**Work to do:**
From the listing below, extract every line in which the word "closable" appears.

**Provided records:**
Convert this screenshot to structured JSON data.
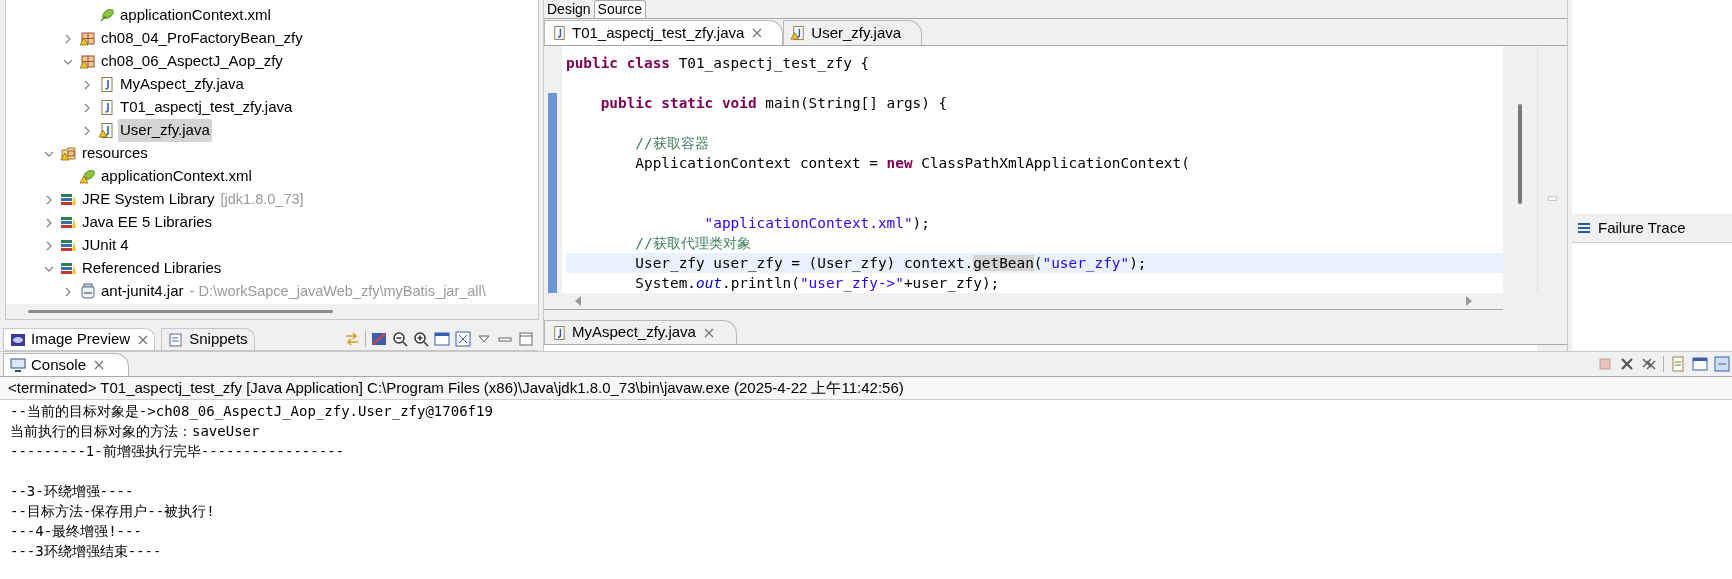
{
  "explorer": {
    "tree": [
      {
        "kind": "offscreen",
        "children": [
          {
            "kind": "offscreen",
            "children": [
              {
                "label": "applicationContext.xml",
                "kind": "xml",
                "selected": false,
                "warning": false
              }
            ]
          },
          {
            "label": "ch08_04_ProFactoryBean_zfy",
            "kind": "package",
            "expanded": false,
            "selected": false,
            "warning": true
          },
          {
            "label": "ch08_06_AspectJ_Aop_zfy",
            "kind": "package",
            "expanded": true,
            "selected": false,
            "warning": true,
            "children": [
              {
                "label": "MyAspect_zfy.java",
                "kind": "java",
                "expanded": false,
                "selected": false,
                "warning": false
              },
              {
                "label": "T01_aspectj_test_zfy.java",
                "kind": "java",
                "expanded": false,
                "selected": false,
                "warning": false
              },
              {
                "label": "User_zfy.java",
                "kind": "java",
                "expanded": false,
                "selected": true,
                "warning": true
              }
            ]
          }
        ]
      },
      {
        "label": "resources",
        "kind": "folder",
        "expanded": true,
        "selected": false,
        "warning": true,
        "children": [
          {
            "label": "applicationContext.xml",
            "kind": "xml",
            "selected": false,
            "warning": true
          }
        ]
      },
      {
        "label": "JRE System Library",
        "decoration": "[jdk1.8.0_73]",
        "kind": "library",
        "expanded": false,
        "selected": false,
        "warning": false
      },
      {
        "label": "Java EE 5 Libraries",
        "kind": "library",
        "expanded": false,
        "selected": false,
        "warning": false
      },
      {
        "label": "JUnit 4",
        "kind": "library",
        "expanded": false,
        "selected": false,
        "warning": false
      },
      {
        "label": "Referenced Libraries",
        "kind": "library",
        "expanded": true,
        "selected": false,
        "warning": false,
        "children": [
          {
            "label": "ant-junit4.jar",
            "decoration": "- D:\\workSapce_javaWeb_zfy\\myBatis_jar_all\\",
            "kind": "jar",
            "expanded": false,
            "selected": false,
            "warning": false
          }
        ]
      }
    ]
  },
  "bottom_left_tabs": [
    {
      "label": "Image Preview",
      "selected": true,
      "closable": true,
      "kind": "image"
    },
    {
      "label": "Snippets",
      "selected": false,
      "closable": false,
      "kind": "snippets"
    }
  ],
  "editor": {
    "mode_tabs": [
      {
        "label": "Design",
        "selected": false
      },
      {
        "label": "Source",
        "selected": true
      }
    ],
    "tabs": [
      {
        "label": "T01_aspectj_test_zfy.java",
        "selected": true,
        "closable": true,
        "warning": false
      },
      {
        "label": "User_zfy.java",
        "selected": false,
        "closable": false,
        "warning": true
      }
    ],
    "lines": [
      {
        "kind": "code",
        "highlighted": false,
        "range_marker": false,
        "tokens": [
          {
            "text": "public class",
            "kind": "keyword"
          },
          {
            "text": " T01_aspectj_test_zfy {",
            "kind": "plain"
          }
        ]
      },
      {
        "kind": "blank",
        "highlighted": false,
        "range_marker": false
      },
      {
        "kind": "code",
        "highlighted": false,
        "range_marker": true,
        "tokens": [
          {
            "text": "    public static void",
            "kind": "keyword"
          },
          {
            "text": " main(String[] args) {",
            "kind": "plain"
          }
        ]
      },
      {
        "kind": "blank",
        "highlighted": false,
        "range_marker": true
      },
      {
        "kind": "code",
        "highlighted": false,
        "range_marker": true,
        "tokens": [
          {
            "text": "        //获取容器",
            "kind": "comment"
          }
        ]
      },
      {
        "kind": "code",
        "highlighted": false,
        "range_marker": true,
        "tokens": [
          {
            "text": "        ApplicationContext context = ",
            "kind": "plain"
          },
          {
            "text": "new",
            "kind": "keyword"
          },
          {
            "text": " ClassPathXmlApplicationContext(",
            "kind": "plain"
          }
        ]
      },
      {
        "kind": "blank",
        "highlighted": false,
        "range_marker": true
      },
      {
        "kind": "blank",
        "highlighted": false,
        "range_marker": true
      },
      {
        "kind": "code",
        "highlighted": false,
        "range_marker": true,
        "tokens": [
          {
            "text": "                \"applicationContext.xml\"",
            "kind": "string"
          },
          {
            "text": ");",
            "kind": "plain"
          }
        ]
      },
      {
        "kind": "code",
        "highlighted": false,
        "range_marker": true,
        "tokens": [
          {
            "text": "        //获取代理类对象",
            "kind": "comment"
          }
        ]
      },
      {
        "kind": "code",
        "highlighted": true,
        "range_marker": true,
        "tokens": [
          {
            "text": "        User_zfy user_zfy = (User_zfy) context.",
            "kind": "plain"
          },
          {
            "text": "getBean",
            "kind": "occurrence"
          },
          {
            "text": "(",
            "kind": "plain"
          },
          {
            "text": "\"user_zfy\"",
            "kind": "string"
          },
          {
            "text": ");",
            "kind": "plain"
          }
        ]
      },
      {
        "kind": "code",
        "highlighted": false,
        "range_marker": true,
        "tokens": [
          {
            "text": "        System.",
            "kind": "plain"
          },
          {
            "text": "out",
            "kind": "field"
          },
          {
            "text": ".println(",
            "kind": "plain"
          },
          {
            "text": "\"user_zfy->\"",
            "kind": "string"
          },
          {
            "text": "+user_zfy);",
            "kind": "plain"
          }
        ]
      }
    ]
  },
  "lower_editor_tabs": [
    {
      "label": "MyAspect_zfy.java",
      "selected": true,
      "closable": true
    }
  ],
  "junit": {
    "failure_trace": "Failure Trace"
  },
  "console": {
    "tab": {
      "label": "Console",
      "selected": true,
      "closable": true
    },
    "status": "<terminated> T01_aspectj_test_zfy [Java Application] C:\\Program Files (x86)\\Java\\jdk1.8.0_73\\bin\\javaw.exe (2025-4-22 上午11:42:56)",
    "lines": [
      {
        "kind": "text",
        "text": "--当前的目标对象是->ch08_06_AspectJ_Aop_zfy.User_zfy@1706f19"
      },
      {
        "kind": "text",
        "text": "当前执行的目标对象的方法：saveUser"
      },
      {
        "kind": "text",
        "text": "---------1-前增强执行完毕-----------------"
      },
      {
        "kind": "blank"
      },
      {
        "kind": "text",
        "text": "--3-环绕增强----"
      },
      {
        "kind": "text",
        "text": "--目标方法-保存用户--被执行!"
      },
      {
        "kind": "text",
        "text": "---4-最终增强!---"
      },
      {
        "kind": "text",
        "text": "---3环绕增强结束----"
      }
    ]
  }
}
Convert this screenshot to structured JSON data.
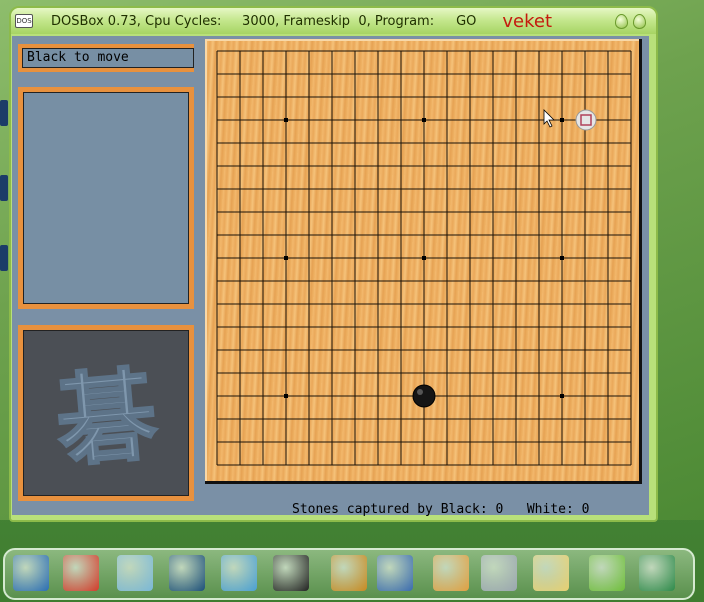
{
  "window": {
    "title_info": "DOSBox 0.73, Cpu Cycles:     3000, Frameskip  0, Program:",
    "program": "GO",
    "brand": "veket"
  },
  "game": {
    "turn_status": "Black to move",
    "captured_label": "Stones captured by Black:",
    "captured_black": "0",
    "white_label": "White:",
    "captured_white": "0",
    "logo_char": "碁"
  },
  "board": {
    "size": 19,
    "star_points": [
      [
        3,
        3
      ],
      [
        3,
        9
      ],
      [
        3,
        15
      ],
      [
        9,
        3
      ],
      [
        9,
        9
      ],
      [
        9,
        15
      ],
      [
        15,
        3
      ],
      [
        15,
        9
      ],
      [
        15,
        15
      ]
    ],
    "stones": [
      {
        "color": "black",
        "row": 15,
        "col": 9
      }
    ],
    "cursor": {
      "row": 3,
      "col": 16
    }
  },
  "taskbar": {
    "icons": [
      "monitor-icon",
      "pig-icon",
      "pen-icon",
      "media-player-icon",
      "network-user-icon",
      "penguin-icon",
      "exit-door-icon",
      "slideshow-icon",
      "paint-palette-icon",
      "usb-drive-icon",
      "photo-icon",
      "help-icon",
      "camera-icon"
    ]
  },
  "colors": {
    "board": "#f0b466",
    "panel_border": "#e8913e",
    "panel_fill": "#778fa4",
    "titlebar": "#b8e07a",
    "brand": "#c41a0e"
  }
}
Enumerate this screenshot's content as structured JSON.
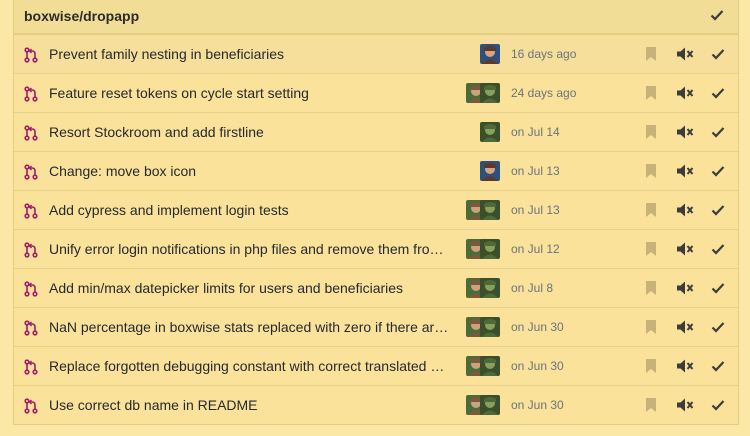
{
  "repo": {
    "name": "boxwise/dropapp"
  },
  "colors": {
    "pr_icon": "#9e1c6e",
    "meta": "#6a737d",
    "bookmark": "#c7b27a",
    "action": "#3c3c3c"
  },
  "notifications": [
    {
      "title": "Prevent family nesting in beneficiaries",
      "time": "16 days ago",
      "avatars": [
        "avatar-person-a"
      ]
    },
    {
      "title": "Feature reset tokens on cycle start setting",
      "time": "24 days ago",
      "avatars": [
        "avatar-person-b",
        "avatar-person-c"
      ]
    },
    {
      "title": "Resort Stockroom and add firstline",
      "time": "on Jul 14",
      "avatars": [
        "avatar-person-c"
      ]
    },
    {
      "title": "Change: move box icon",
      "time": "on Jul 13",
      "avatars": [
        "avatar-person-a"
      ]
    },
    {
      "title": "Add cypress and implement login tests",
      "time": "on Jul 13",
      "avatars": [
        "avatar-person-b",
        "avatar-person-c"
      ]
    },
    {
      "title": "Unify error login notifications in php files and remove them fro…",
      "time": "on Jul 12",
      "avatars": [
        "avatar-person-b",
        "avatar-person-c"
      ]
    },
    {
      "title": "Add min/max datepicker limits for users and beneficiaries",
      "time": "on Jul 8",
      "avatars": [
        "avatar-person-b",
        "avatar-person-c"
      ]
    },
    {
      "title": "NaN percentage in boxwise stats replaced with zero if there ar…",
      "time": "on Jun 30",
      "avatars": [
        "avatar-person-b",
        "avatar-person-c"
      ]
    },
    {
      "title": "Replace forgotten debugging constant with correct translated …",
      "time": "on Jun 30",
      "avatars": [
        "avatar-person-b",
        "avatar-person-c"
      ]
    },
    {
      "title": "Use correct db name in README",
      "time": "on Jun 30",
      "avatars": [
        "avatar-person-b",
        "avatar-person-c"
      ]
    }
  ]
}
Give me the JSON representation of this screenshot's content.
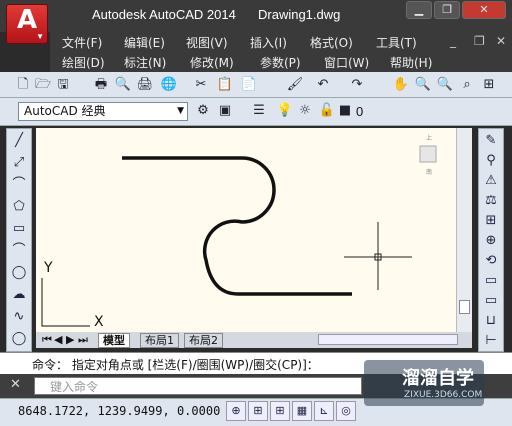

**Result:**
      "closable": true,
      "closable": false,
        "closable": true,
        "closable": false,
      "closable": true
      "closable": true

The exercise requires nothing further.